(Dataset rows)
"""
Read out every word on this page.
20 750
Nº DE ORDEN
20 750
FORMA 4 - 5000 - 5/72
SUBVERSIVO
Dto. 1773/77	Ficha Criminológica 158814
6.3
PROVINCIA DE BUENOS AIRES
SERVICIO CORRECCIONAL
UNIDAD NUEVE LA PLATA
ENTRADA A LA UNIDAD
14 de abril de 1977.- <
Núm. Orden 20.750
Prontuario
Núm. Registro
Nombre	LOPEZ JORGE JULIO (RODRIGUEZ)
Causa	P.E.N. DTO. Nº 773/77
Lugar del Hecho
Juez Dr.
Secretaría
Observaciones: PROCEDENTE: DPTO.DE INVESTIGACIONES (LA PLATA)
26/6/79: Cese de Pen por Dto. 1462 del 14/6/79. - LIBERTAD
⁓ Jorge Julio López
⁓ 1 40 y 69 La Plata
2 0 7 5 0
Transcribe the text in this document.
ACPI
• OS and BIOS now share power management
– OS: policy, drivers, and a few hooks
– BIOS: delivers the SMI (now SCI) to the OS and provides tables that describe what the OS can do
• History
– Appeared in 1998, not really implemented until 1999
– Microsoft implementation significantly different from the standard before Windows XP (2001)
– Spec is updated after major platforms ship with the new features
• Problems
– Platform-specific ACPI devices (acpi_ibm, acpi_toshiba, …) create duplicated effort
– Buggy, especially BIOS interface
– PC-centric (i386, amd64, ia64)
"""
**Goal:**
Each line above that holds the string "BIOS" should be copied and shown.

**Right answer:**
• OS and BIOS now share power management
– BIOS: delivers the SMI (now SCI) to the OS and provides tables that describe what the OS can do
– Buggy, especially BIOS interface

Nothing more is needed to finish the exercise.